• [Exercise]
Nothing should be dropped or changed: copy every line of the listing.
———
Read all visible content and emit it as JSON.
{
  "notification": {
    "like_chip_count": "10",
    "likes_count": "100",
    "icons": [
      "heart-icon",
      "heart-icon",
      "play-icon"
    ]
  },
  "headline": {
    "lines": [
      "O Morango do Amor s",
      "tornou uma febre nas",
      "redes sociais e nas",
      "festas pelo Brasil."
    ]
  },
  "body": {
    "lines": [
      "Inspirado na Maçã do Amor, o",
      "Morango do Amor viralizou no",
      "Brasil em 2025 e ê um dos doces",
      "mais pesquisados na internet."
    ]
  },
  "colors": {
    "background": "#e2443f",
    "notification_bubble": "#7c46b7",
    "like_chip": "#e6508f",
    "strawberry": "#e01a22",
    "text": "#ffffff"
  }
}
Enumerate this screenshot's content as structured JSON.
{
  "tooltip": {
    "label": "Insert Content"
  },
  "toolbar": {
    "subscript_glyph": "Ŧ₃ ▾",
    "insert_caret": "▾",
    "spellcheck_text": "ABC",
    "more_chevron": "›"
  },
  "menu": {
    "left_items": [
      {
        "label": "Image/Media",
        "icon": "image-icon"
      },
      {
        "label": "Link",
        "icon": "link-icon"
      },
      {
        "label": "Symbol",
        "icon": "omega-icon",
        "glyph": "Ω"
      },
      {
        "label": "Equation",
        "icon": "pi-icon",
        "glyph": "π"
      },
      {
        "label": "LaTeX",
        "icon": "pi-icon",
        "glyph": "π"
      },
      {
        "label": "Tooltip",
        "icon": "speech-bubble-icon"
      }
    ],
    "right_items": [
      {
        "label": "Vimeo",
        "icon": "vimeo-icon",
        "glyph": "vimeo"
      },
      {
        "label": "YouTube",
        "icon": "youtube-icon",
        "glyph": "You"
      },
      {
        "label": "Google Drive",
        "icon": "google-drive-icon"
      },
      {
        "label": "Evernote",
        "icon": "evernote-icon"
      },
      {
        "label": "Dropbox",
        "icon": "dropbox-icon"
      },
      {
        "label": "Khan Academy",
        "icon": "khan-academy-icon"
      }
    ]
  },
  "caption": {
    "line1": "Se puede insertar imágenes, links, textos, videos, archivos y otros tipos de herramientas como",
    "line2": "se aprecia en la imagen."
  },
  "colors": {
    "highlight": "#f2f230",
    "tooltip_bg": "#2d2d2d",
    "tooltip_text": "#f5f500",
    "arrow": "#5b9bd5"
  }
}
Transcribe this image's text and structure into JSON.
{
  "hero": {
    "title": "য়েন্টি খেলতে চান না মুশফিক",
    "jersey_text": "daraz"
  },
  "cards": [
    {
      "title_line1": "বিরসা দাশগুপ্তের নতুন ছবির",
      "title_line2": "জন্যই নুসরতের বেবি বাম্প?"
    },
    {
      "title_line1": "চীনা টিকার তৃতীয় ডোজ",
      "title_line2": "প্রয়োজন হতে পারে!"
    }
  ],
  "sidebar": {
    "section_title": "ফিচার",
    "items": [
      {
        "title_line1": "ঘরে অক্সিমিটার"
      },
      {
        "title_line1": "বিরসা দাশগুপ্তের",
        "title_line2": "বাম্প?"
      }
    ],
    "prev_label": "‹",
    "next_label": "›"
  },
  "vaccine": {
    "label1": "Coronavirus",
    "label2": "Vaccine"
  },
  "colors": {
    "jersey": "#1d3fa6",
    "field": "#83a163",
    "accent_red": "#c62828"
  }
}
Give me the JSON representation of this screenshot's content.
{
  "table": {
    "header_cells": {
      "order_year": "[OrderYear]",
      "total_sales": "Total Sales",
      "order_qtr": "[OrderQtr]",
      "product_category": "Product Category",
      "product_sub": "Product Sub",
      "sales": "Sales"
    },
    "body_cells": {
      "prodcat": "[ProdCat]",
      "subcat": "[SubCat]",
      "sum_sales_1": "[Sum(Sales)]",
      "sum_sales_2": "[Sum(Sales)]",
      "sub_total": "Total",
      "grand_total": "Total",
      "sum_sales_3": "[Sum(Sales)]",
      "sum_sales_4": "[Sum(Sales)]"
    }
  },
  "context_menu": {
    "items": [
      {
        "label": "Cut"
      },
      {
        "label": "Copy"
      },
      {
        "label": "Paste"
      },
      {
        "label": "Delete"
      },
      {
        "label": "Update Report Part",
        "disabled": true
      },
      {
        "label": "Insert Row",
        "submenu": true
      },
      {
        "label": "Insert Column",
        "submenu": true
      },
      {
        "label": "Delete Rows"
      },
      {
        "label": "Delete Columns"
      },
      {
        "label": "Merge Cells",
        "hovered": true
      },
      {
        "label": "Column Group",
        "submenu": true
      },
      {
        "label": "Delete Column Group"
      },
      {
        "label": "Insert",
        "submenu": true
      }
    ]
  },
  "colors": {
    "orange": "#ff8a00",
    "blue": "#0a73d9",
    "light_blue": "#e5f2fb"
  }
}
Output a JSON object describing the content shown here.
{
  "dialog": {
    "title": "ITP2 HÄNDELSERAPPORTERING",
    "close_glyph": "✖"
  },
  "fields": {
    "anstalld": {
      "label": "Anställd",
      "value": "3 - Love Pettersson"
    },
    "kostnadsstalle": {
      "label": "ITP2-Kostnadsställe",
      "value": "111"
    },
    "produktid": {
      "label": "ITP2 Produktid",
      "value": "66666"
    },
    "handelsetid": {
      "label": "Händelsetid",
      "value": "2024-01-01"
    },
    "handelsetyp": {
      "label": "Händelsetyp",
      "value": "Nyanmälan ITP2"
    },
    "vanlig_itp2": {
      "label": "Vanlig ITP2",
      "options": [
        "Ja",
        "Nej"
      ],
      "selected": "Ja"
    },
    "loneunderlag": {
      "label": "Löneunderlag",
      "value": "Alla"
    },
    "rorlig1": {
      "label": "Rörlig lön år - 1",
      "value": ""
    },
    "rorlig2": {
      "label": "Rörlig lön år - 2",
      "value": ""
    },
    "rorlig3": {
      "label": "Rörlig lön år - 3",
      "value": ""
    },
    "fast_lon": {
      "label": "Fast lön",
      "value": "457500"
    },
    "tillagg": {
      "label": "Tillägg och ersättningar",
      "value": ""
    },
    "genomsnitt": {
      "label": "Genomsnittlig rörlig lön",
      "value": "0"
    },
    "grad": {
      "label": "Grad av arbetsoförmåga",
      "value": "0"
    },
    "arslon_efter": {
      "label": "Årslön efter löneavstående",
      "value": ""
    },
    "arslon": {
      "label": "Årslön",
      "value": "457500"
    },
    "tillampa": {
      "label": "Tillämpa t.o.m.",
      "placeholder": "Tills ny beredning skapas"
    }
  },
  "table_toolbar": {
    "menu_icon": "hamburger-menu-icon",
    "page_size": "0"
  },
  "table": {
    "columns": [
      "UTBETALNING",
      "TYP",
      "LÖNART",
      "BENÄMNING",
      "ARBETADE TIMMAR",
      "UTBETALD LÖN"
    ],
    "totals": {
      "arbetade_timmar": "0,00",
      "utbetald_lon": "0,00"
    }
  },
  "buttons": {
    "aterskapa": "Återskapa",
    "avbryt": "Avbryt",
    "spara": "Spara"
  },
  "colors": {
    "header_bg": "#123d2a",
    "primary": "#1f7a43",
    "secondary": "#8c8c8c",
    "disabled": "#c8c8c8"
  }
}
———
• [Exercise response]
Read all visible content and emit it as JSON.
{
  "notification": {
    "like_chip_count": "10",
    "likes_count": "100",
    "icons": [
      "heart-icon",
      "heart-icon",
      "play-icon"
    ]
  },
  "headline": {
    "lines": [
      "O Morango do Amor s",
      "tornou uma febre nas",
      "redes sociais e nas",
      "festas pelo Brasil."
    ]
  },
  "body": {
    "lines": [
      "Inspirado na Maçã do Amor, o",
      "Morango do Amor viralizou no",
      "Brasil em 2025 e ê um dos doces",
      "mais pesquisados na internet."
    ]
  },
  "colors": {
    "background": "#e2443f",
    "notification_bubble": "#7c46b7",
    "like_chip": "#e6508f",
    "strawberry": "#e01a22",
    "text": "#ffffff"
  }
}
Enumerate this screenshot's content as structured JSON.
{
  "tooltip": {
    "label": "Insert Content"
  },
  "toolbar": {
    "subscript_glyph": "Ŧ₃ ▾",
    "insert_caret": "▾",
    "spellcheck_text": "ABC",
    "more_chevron": "›"
  },
  "menu": {
    "left_items": [
      {
        "label": "Image/Media",
        "icon": "image-icon"
      },
      {
        "label": "Link",
        "icon": "link-icon"
      },
      {
        "label": "Symbol",
        "icon": "omega-icon",
        "glyph": "Ω"
      },
      {
        "label": "Equation",
        "icon": "pi-icon",
        "glyph": "π"
      },
      {
        "label": "LaTeX",
        "icon": "pi-icon",
        "glyph": "π"
      },
      {
        "label": "Tooltip",
        "icon": "speech-bubble-icon"
      }
    ],
    "right_items": [
      {
        "label": "Vimeo",
        "icon": "vimeo-icon",
        "glyph": "vimeo"
      },
      {
        "label": "YouTube",
        "icon": "youtube-icon",
        "glyph": "You"
      },
      {
        "label": "Google Drive",
        "icon": "google-drive-icon"
      },
      {
        "label": "Evernote",
        "icon": "evernote-icon"
      },
      {
        "label": "Dropbox",
        "icon": "dropbox-icon"
      },
      {
        "label": "Khan Academy",
        "icon": "khan-academy-icon"
      }
    ]
  },
  "caption": {
    "line1": "Se puede insertar imágenes, links, textos, videos, archivos y otros tipos de herramientas como",
    "line2": "se aprecia en la imagen."
  },
  "colors": {
    "highlight": "#f2f230",
    "tooltip_bg": "#2d2d2d",
    "tooltip_text": "#f5f500",
    "arrow": "#5b9bd5"
  }
}
Transcribe this image's text and structure into JSON.
{
  "hero": {
    "title": "য়েন্টি খেলতে চান না মুশফিক",
    "jersey_text": "daraz"
  },
  "cards": [
    {
      "title_line1": "বিরসা দাশগুপ্তের নতুন ছবির",
      "title_line2": "জন্যই নুসরতের বেবি বাম্প?"
    },
    {
      "title_line1": "চীনা টিকার তৃতীয় ডোজ",
      "title_line2": "প্রয়োজন হতে পারে!"
    }
  ],
  "sidebar": {
    "section_title": "ফিচার",
    "items": [
      {
        "title_line1": "ঘরে অক্সিমিটার"
      },
      {
        "title_line1": "বিরসা দাশগুপ্তের",
        "title_line2": "বাম্প?"
      }
    ],
    "prev_label": "‹",
    "next_label": "›"
  },
  "vaccine": {
    "label1": "Coronavirus",
    "label2": "Vaccine"
  },
  "colors": {
    "jersey": "#1d3fa6",
    "field": "#83a163",
    "accent_red": "#c62828"
  }
}
Give me the JSON representation of this screenshot's content.
{
  "table": {
    "header_cells": {
      "order_year": "[OrderYear]",
      "total_sales": "Total Sales",
      "order_qtr": "[OrderQtr]",
      "product_category": "Product Category",
      "product_sub": "Product Sub",
      "sales": "Sales"
    },
    "body_cells": {
      "prodcat": "[ProdCat]",
      "subcat": "[SubCat]",
      "sum_sales_1": "[Sum(Sales)]",
      "sum_sales_2": "[Sum(Sales)]",
      "sub_total": "Total",
      "grand_total": "Total",
      "sum_sales_3": "[Sum(Sales)]",
      "sum_sales_4": "[Sum(Sales)]"
    }
  },
  "context_menu": {
    "items": [
      {
        "label": "Cut"
      },
      {
        "label": "Copy"
      },
      {
        "label": "Paste"
      },
      {
        "label": "Delete"
      },
      {
        "label": "Update Report Part",
        "disabled": true
      },
      {
        "label": "Insert Row",
        "submenu": true
      },
      {
        "label": "Insert Column",
        "submenu": true
      },
      {
        "label": "Delete Rows"
      },
      {
        "label": "Delete Columns"
      },
      {
        "label": "Merge Cells",
        "hovered": true
      },
      {
        "label": "Column Group",
        "submenu": true
      },
      {
        "label": "Delete Column Group"
      },
      {
        "label": "Insert",
        "submenu": true
      }
    ]
  },
  "colors": {
    "orange": "#ff8a00",
    "blue": "#0a73d9",
    "light_blue": "#e5f2fb"
  }
}
Output a JSON object describing the content shown here.
{
  "dialog": {
    "title": "ITP2 HÄNDELSERAPPORTERING",
    "close_glyph": "✖"
  },
  "fields": {
    "anstalld": {
      "label": "Anställd",
      "value": "3 - Love Pettersson"
    },
    "kostnadsstalle": {
      "label": "ITP2-Kostnadsställe",
      "value": "111"
    },
    "produktid": {
      "label": "ITP2 Produktid",
      "value": "66666"
    },
    "handelsetid": {
      "label": "Händelsetid",
      "value": "2024-01-01"
    },
    "handelsetyp": {
      "label": "Händelsetyp",
      "value": "Nyanmälan ITP2"
    },
    "vanlig_itp2": {
      "label": "Vanlig ITP2",
      "options": [
        "Ja",
        "Nej"
      ],
      "selected": "Ja"
    },
    "loneunderlag": {
      "label": "Löneunderlag",
      "value": "Alla"
    },
    "rorlig1": {
      "label": "Rörlig lön år - 1",
      "value": ""
    },
    "rorlig2": {
      "label": "Rörlig lön år - 2",
      "value": ""
    },
    "rorlig3": {
      "label": "Rörlig lön år - 3",
      "value": ""
    },
    "fast_lon": {
      "label": "Fast lön",
      "value": "457500"
    },
    "tillagg": {
      "label": "Tillägg och ersättningar",
      "value": ""
    },
    "genomsnitt": {
      "label": "Genomsnittlig rörlig lön",
      "value": "0"
    },
    "grad": {
      "label": "Grad av arbetsoförmåga",
      "value": "0"
    },
    "arslon_efter": {
      "label": "Årslön efter löneavstående",
      "value": ""
    },
    "arslon": {
      "label": "Årslön",
      "value": "457500"
    },
    "tillampa": {
      "label": "Tillämpa t.o.m.",
      "placeholder": "Tills ny beredning skapas"
    }
  },
  "table_toolbar": {
    "menu_icon": "hamburger-menu-icon",
    "page_size": "0"
  },
  "table": {
    "columns": [
      "UTBETALNING",
      "TYP",
      "LÖNART",
      "BENÄMNING",
      "ARBETADE TIMMAR",
      "UTBETALD LÖN"
    ],
    "totals": {
      "arbetade_timmar": "0,00",
      "utbetald_lon": "0,00"
    }
  },
  "buttons": {
    "aterskapa": "Återskapa",
    "avbryt": "Avbryt",
    "spara": "Spara"
  },
  "colors": {
    "header_bg": "#123d2a",
    "primary": "#1f7a43",
    "secondary": "#8c8c8c",
    "disabled": "#c8c8c8"
  }
}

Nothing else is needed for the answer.